Stored entries >>
○ ○ ○ ○ ○ ○ ○

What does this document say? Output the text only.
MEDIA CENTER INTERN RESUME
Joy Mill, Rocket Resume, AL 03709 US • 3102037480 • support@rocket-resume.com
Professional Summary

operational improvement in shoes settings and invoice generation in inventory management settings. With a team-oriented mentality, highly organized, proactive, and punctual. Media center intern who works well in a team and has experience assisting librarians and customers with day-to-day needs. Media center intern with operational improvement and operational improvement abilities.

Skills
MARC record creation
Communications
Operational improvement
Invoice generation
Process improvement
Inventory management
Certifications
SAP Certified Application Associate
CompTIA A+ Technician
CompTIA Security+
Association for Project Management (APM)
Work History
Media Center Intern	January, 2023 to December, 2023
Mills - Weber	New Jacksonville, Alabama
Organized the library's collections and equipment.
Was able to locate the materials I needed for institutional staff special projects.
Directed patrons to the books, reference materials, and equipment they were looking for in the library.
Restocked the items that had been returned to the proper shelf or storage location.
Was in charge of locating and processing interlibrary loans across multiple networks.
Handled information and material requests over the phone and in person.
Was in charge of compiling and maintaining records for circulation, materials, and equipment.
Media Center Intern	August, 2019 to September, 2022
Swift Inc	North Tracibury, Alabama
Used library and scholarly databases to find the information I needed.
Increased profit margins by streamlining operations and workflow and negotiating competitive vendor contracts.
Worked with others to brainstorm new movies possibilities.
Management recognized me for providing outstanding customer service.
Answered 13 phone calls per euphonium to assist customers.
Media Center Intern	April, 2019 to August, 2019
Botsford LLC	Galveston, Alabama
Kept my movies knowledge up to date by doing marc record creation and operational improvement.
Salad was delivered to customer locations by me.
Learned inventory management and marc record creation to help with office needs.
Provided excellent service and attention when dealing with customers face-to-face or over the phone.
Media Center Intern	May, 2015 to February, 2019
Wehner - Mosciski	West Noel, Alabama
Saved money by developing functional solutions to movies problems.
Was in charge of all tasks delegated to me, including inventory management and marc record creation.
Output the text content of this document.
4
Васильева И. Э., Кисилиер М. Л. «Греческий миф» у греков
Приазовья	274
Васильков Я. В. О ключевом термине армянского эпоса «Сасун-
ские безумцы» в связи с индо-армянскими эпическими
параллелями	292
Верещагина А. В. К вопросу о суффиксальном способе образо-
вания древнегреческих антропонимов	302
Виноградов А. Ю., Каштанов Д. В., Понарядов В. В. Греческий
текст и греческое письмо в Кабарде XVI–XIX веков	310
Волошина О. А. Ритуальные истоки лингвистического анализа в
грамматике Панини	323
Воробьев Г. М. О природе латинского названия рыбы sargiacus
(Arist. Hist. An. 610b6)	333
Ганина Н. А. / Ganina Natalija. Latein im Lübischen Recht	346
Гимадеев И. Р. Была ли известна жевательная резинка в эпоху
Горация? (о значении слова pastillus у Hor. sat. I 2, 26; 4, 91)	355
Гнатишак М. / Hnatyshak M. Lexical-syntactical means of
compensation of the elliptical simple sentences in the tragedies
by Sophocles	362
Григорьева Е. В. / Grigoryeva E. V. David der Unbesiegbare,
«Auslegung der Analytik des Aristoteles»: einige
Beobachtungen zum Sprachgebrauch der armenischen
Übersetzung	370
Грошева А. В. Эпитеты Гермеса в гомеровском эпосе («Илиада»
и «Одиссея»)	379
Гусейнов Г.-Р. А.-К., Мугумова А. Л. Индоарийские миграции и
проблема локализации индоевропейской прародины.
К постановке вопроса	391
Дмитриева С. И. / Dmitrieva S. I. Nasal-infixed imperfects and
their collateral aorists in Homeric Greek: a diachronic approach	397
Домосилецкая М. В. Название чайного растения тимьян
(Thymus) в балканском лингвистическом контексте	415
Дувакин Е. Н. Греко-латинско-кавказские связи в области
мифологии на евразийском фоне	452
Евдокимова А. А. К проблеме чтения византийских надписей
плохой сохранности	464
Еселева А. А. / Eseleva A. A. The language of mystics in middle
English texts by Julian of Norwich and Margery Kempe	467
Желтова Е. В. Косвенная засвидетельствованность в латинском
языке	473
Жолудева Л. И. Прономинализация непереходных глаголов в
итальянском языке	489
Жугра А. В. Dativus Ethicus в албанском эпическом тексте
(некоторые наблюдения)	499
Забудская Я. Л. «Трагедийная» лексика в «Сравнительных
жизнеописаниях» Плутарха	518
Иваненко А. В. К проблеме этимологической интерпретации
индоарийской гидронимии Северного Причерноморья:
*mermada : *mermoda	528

○ ○ ○ ○ ○ ○ ○

Written instruction >> Pick out each line containing "generation" and report it.

Final result >>
operational improvement in shoes settings and invoice generation in inventory management settings. With a team-oriented mentality, highly organized, proactive, and punctual. Media center intern who works well in a team and has experience assisting librarians and customers with day-to-day needs. Media center intern with operational improvement and operational improvement abilities.
Invoice generation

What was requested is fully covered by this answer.